Stated task —
Rewrite these rows with every "incoming-message" swapped for "received-message", changing nothing else, and omit the pictures from your output.

Task inputs —

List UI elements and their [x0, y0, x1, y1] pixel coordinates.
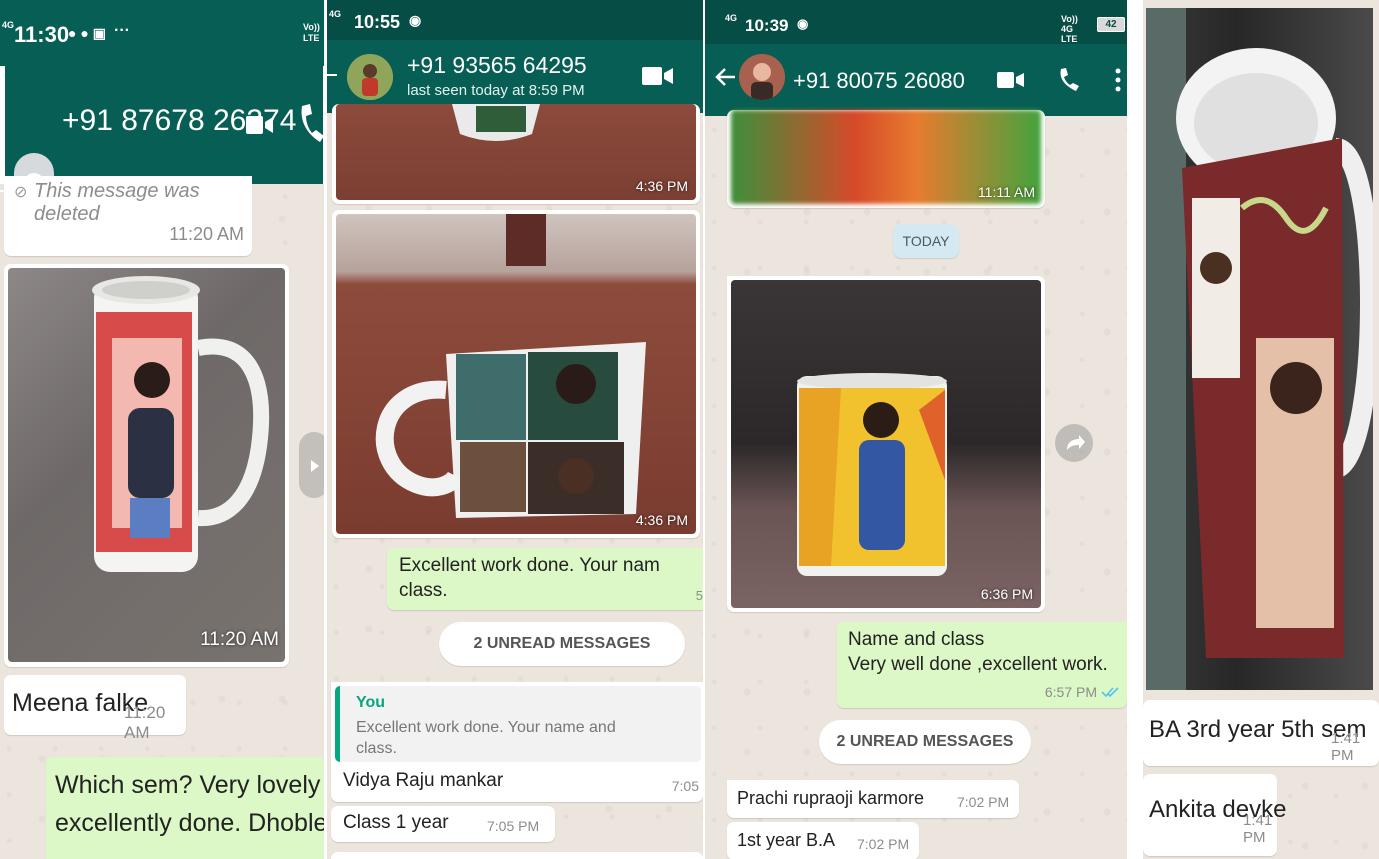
message-text: Which sem? Very lovely work,	[55, 771, 324, 799]
status-time: 10:39	[745, 16, 789, 35]
back-arrow-icon[interactable]	[327, 74, 337, 76]
unread-divider: 2 UNREAD MESSAGES	[439, 622, 685, 666]
message-text: Very well done ,excellent work.	[848, 654, 1108, 675]
outgoing-message[interactable]: Excellent work done. Your nam class. 5	[387, 548, 703, 610]
chat-screenshot-3: 4G 10:39 ◉ Vo)) 4G LTE 42 +91 80075 2608…	[705, 0, 1127, 859]
unread-label: 2 UNREAD MESSAGES	[836, 733, 1014, 750]
photo-time: 6:36 PM	[980, 586, 1033, 602]
status-more: ···	[114, 22, 130, 39]
quoted-text: Excellent work done. Your name and	[356, 719, 616, 736]
incoming-message[interactable]: Ankita devke 1:41 PM	[1143, 774, 1286, 856]
deleted-text: This message was deleted	[34, 180, 200, 225]
unread-divider: 2 UNREAD MESSAGES	[819, 720, 1031, 764]
mug-photo[interactable]	[336, 214, 696, 534]
incoming-message[interactable]: Meena falke 11:20 AM	[4, 675, 186, 742]
reply-message[interactable]: You Excellent work done. Your name and c…	[331, 682, 703, 802]
chat-screenshot-4: BA 3rd year 5th sem 1:41 PM Ankita devke…	[1143, 0, 1379, 859]
message-time: 7:02 PM	[957, 794, 1010, 810]
vpn-icon: ◉	[797, 16, 809, 31]
back-arrow-icon[interactable]	[715, 66, 737, 88]
message-time: 5	[695, 588, 703, 603]
message-text: class.	[399, 580, 448, 601]
battery-icon: 42	[1097, 17, 1125, 32]
date-label: TODAY	[902, 233, 950, 249]
quoted-author: You	[356, 694, 386, 711]
deleted-message[interactable]: ⊘ This message was deleted 11:20 AM	[4, 176, 252, 256]
vpn-icon: ◉	[409, 12, 422, 28]
more-options-icon[interactable]	[1115, 68, 1121, 92]
incoming-message[interactable]: 1st year B.A 7:02 PM	[727, 822, 919, 859]
network-label: Vo)) 4G LTE	[1061, 14, 1078, 44]
message-text: Name and class	[848, 629, 985, 650]
incoming-message[interactable]: Prachi rupraoji karmore 7:02 PM	[727, 780, 1019, 818]
message-time: 7:05	[671, 778, 699, 794]
network-label: Vo)) LTE	[303, 22, 320, 43]
message-time: 7:05 PM	[487, 818, 540, 834]
image-message[interactable]: 6:36 PM	[727, 276, 1045, 612]
status-time: 11:30	[14, 22, 70, 47]
incoming-message[interactable]: Class 1 year 7:05 PM	[331, 806, 555, 842]
forward-icon[interactable]	[299, 432, 324, 498]
unread-label: 2 UNREAD MESSAGES	[473, 635, 651, 652]
photo-time: 4:36 PM	[635, 178, 688, 194]
date-divider: TODAY	[893, 224, 959, 258]
image-message[interactable]: 4:36 PM	[332, 210, 700, 538]
contact-name[interactable]: +91 80075 26080	[793, 68, 965, 94]
status-bar: 4G 10:55 ◉	[327, 0, 703, 40]
signal-label: 4G	[329, 9, 342, 19]
message-time: 7:02 PM	[857, 836, 910, 852]
video-call-icon[interactable]	[246, 114, 274, 136]
mug-photo[interactable]	[8, 268, 285, 662]
photo-time: 11:11 AM	[977, 184, 1035, 200]
message-text: Class 1 year	[343, 812, 449, 833]
image-message[interactable]: 11:11 AM	[727, 110, 1045, 208]
message-text: excellently done. Dhoble madam	[55, 809, 324, 837]
voice-call-icon[interactable]	[1058, 68, 1080, 92]
signal-label: 4G	[2, 20, 15, 30]
mug-photo[interactable]	[731, 280, 1041, 608]
forward-icon[interactable]	[1055, 424, 1093, 462]
quoted-message[interactable]: You Excellent work done. Your name and c…	[335, 686, 701, 762]
contact-name[interactable]: +91 93565 64295	[407, 52, 587, 79]
incoming-message-partial	[331, 852, 703, 859]
message-time: 11:20 AM	[124, 703, 166, 742]
deleted-icon: ⊘	[14, 184, 28, 201]
avatar[interactable]	[347, 54, 393, 100]
read-receipt-icon	[1101, 686, 1121, 698]
message-text: 1st year B.A	[737, 830, 836, 850]
incoming-message[interactable]: BA 3rd year 5th sem 1:41 PM	[1143, 700, 1379, 766]
chat-header: +91 93565 64295 last seen today at 8:59 …	[327, 40, 703, 113]
notification-icons: ● ● ▣	[68, 25, 106, 41]
outgoing-message[interactable]: Which sem? Very lovely work, excellently…	[46, 757, 324, 859]
status-bar: 4G 10:39 ◉ Vo)) 4G LTE 42	[705, 0, 1127, 44]
chat-header: +91 80075 26080	[705, 44, 1127, 116]
outgoing-message[interactable]: Name and class Very well done ,excellent…	[837, 622, 1127, 708]
message-time: 1:41 PM	[1331, 730, 1361, 764]
message-text: Vidya Raju mankar	[343, 770, 504, 791]
signal-label: 4G	[725, 13, 738, 23]
message-time: 11:20 AM	[169, 224, 244, 244]
chat-screenshot-2: 4G 10:55 ◉ +91 93565 64295 last seen tod…	[327, 0, 703, 859]
video-call-icon[interactable]	[642, 66, 674, 86]
video-call-icon[interactable]	[997, 71, 1025, 89]
image-message[interactable]: 11:20 AM	[4, 264, 289, 667]
photo-time: 11:20 AM	[200, 629, 279, 650]
message-time: 1:41 PM	[1243, 812, 1273, 846]
status-time: 10:55	[354, 12, 401, 32]
quoted-text: class.	[356, 740, 397, 757]
mug-photo[interactable]	[1146, 8, 1373, 690]
message-text: Excellent work done. Your nam	[399, 555, 660, 576]
image-message[interactable]: 4:36 PM	[332, 104, 700, 204]
last-seen: last seen today at 8:59 PM	[407, 82, 585, 99]
chat-header: +91 87678 26374	[0, 66, 324, 227]
avatar[interactable]	[739, 54, 785, 100]
voice-call-icon[interactable]	[298, 104, 324, 144]
battery-level: 42	[1105, 19, 1117, 30]
message-time: 6:57 PM	[1044, 684, 1097, 700]
photo-time: 4:36 PM	[635, 512, 688, 528]
message-text: Prachi rupraoji karmore	[737, 788, 925, 808]
chat-screenshot-1: 4G 11:30 ● ● ▣ ··· Vo)) LTE +91 87678 26…	[0, 0, 324, 859]
status-bar: 4G 11:30 ● ● ▣ ··· Vo)) LTE	[0, 0, 324, 66]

Expected output —
List UI elements and their [x0, y0, x1, y1] pixel coordinates.
message-text: Which sem? Very lovely work,	[55, 771, 324, 799]
status-time: 10:39	[745, 16, 789, 35]
back-arrow-icon[interactable]	[327, 74, 337, 76]
unread-divider: 2 UNREAD MESSAGES	[439, 622, 685, 666]
message-text: Very well done ,excellent work.	[848, 654, 1108, 675]
outgoing-message[interactable]: Excellent work done. Your nam class. 5	[387, 548, 703, 610]
chat-screenshot-3: 4G 10:39 ◉ Vo)) 4G LTE 42 +91 80075 2608…	[705, 0, 1127, 859]
unread-label: 2 UNREAD MESSAGES	[836, 733, 1014, 750]
photo-time: 6:36 PM	[980, 586, 1033, 602]
status-more: ···	[114, 22, 130, 39]
quoted-text: Excellent work done. Your name and	[356, 719, 616, 736]
received-message[interactable]: Ankita devke 1:41 PM	[1143, 774, 1286, 856]
deleted-text: This message was deleted	[34, 180, 200, 225]
unread-divider: 2 UNREAD MESSAGES	[819, 720, 1031, 764]
mug-photo[interactable]	[336, 214, 696, 534]
received-message[interactable]: Meena falke 11:20 AM	[4, 675, 186, 742]
reply-message[interactable]: You Excellent work done. Your name and c…	[331, 682, 703, 802]
chat-screenshot-4: BA 3rd year 5th sem 1:41 PM Ankita devke…	[1143, 0, 1379, 859]
message-time: 7:02 PM	[957, 794, 1010, 810]
vpn-icon: ◉	[797, 16, 809, 31]
back-arrow-icon[interactable]	[715, 66, 737, 88]
message-time: 5	[695, 588, 703, 603]
message-text: class.	[399, 580, 448, 601]
battery-icon: 42	[1097, 17, 1125, 32]
date-label: TODAY	[902, 233, 950, 249]
quoted-author: You	[356, 694, 386, 711]
deleted-message[interactable]: ⊘ This message was deleted 11:20 AM	[4, 176, 252, 256]
vpn-icon: ◉	[409, 12, 422, 28]
more-options-icon[interactable]	[1115, 68, 1121, 92]
received-message[interactable]: 1st year B.A 7:02 PM	[727, 822, 919, 859]
network-label: Vo)) 4G LTE	[1061, 14, 1078, 44]
message-text: Name and class	[848, 629, 985, 650]
received-message[interactable]: Prachi rupraoji karmore 7:02 PM	[727, 780, 1019, 818]
message-time: 7:05	[671, 778, 699, 794]
network-label: Vo)) LTE	[303, 22, 320, 43]
message-time: 7:05 PM	[487, 818, 540, 834]
image-message[interactable]: 6:36 PM	[727, 276, 1045, 612]
status-time: 11:30	[14, 22, 70, 47]
received-message[interactable]: Class 1 year 7:05 PM	[331, 806, 555, 842]
forward-icon[interactable]	[299, 432, 324, 498]
unread-label: 2 UNREAD MESSAGES	[473, 635, 651, 652]
photo-time: 4:36 PM	[635, 178, 688, 194]
date-divider: TODAY	[893, 224, 959, 258]
image-message[interactable]: 4:36 PM	[332, 210, 700, 538]
contact-name[interactable]: +91 80075 26080	[793, 68, 965, 94]
status-bar: 4G 10:55 ◉	[327, 0, 703, 40]
signal-label: 4G	[329, 9, 342, 19]
message-time: 7:02 PM	[857, 836, 910, 852]
video-call-icon[interactable]	[246, 114, 274, 136]
mug-photo[interactable]	[8, 268, 285, 662]
photo-time: 11:11 AM	[977, 184, 1035, 200]
message-text: Class 1 year	[343, 812, 449, 833]
image-message[interactable]: 11:11 AM	[727, 110, 1045, 208]
message-text: excellently done. Dhoble madam	[55, 809, 324, 837]
voice-call-icon[interactable]	[1058, 68, 1080, 92]
signal-label: 4G	[2, 20, 15, 30]
mug-photo[interactable]	[731, 280, 1041, 608]
forward-icon[interactable]	[1055, 424, 1093, 462]
quoted-message[interactable]: You Excellent work done. Your name and c…	[335, 686, 701, 762]
contact-name[interactable]: +91 93565 64295	[407, 52, 587, 79]
received-message-partial	[331, 852, 703, 859]
message-time: 11:20 AM	[124, 703, 166, 742]
deleted-icon: ⊘	[14, 184, 28, 201]
avatar[interactable]	[347, 54, 393, 100]
read-receipt-icon	[1101, 686, 1121, 698]
message-text: 1st year B.A	[737, 830, 836, 850]
received-message[interactable]: BA 3rd year 5th sem 1:41 PM	[1143, 700, 1379, 766]
chat-header: +91 93565 64295 last seen today at 8:59 …	[327, 40, 703, 113]
notification-icons: ● ● ▣	[68, 25, 106, 41]
outgoing-message[interactable]: Which sem? Very lovely work, excellently…	[46, 757, 324, 859]
status-bar: 4G 10:39 ◉ Vo)) 4G LTE 42	[705, 0, 1127, 44]
chat-header: +91 80075 26080	[705, 44, 1127, 116]
outgoing-message[interactable]: Name and class Very well done ,excellent…	[837, 622, 1127, 708]
message-time: 1:41 PM	[1331, 730, 1361, 764]
message-text: Vidya Raju mankar	[343, 770, 504, 791]
signal-label: 4G	[725, 13, 738, 23]
message-time: 11:20 AM	[169, 224, 244, 244]
chat-screenshot-2: 4G 10:55 ◉ +91 93565 64295 last seen tod…	[327, 0, 703, 859]
video-call-icon[interactable]	[642, 66, 674, 86]
video-call-icon[interactable]	[997, 71, 1025, 89]
image-message[interactable]: 11:20 AM	[4, 264, 289, 667]
photo-time: 11:20 AM	[200, 629, 279, 650]
message-time: 1:41 PM	[1243, 812, 1273, 846]
status-time: 10:55	[354, 12, 401, 32]
quoted-text: class.	[356, 740, 397, 757]
mug-photo[interactable]	[1146, 8, 1373, 690]
message-text: Excellent work done. Your nam	[399, 555, 660, 576]
image-message[interactable]: 4:36 PM	[332, 104, 700, 204]
last-seen: last seen today at 8:59 PM	[407, 82, 585, 99]
chat-header: +91 87678 26374	[0, 66, 324, 227]
avatar[interactable]	[739, 54, 785, 100]
voice-call-icon[interactable]	[298, 104, 324, 144]
battery-level: 42	[1105, 19, 1117, 30]
message-time: 6:57 PM	[1044, 684, 1097, 700]
photo-time: 4:36 PM	[635, 512, 688, 528]
message-text: Prachi rupraoji karmore	[737, 788, 925, 808]
chat-screenshot-1: 4G 11:30 ● ● ▣ ··· Vo)) LTE +91 87678 26…	[0, 0, 324, 859]
status-bar: 4G 11:30 ● ● ▣ ··· Vo)) LTE	[0, 0, 324, 66]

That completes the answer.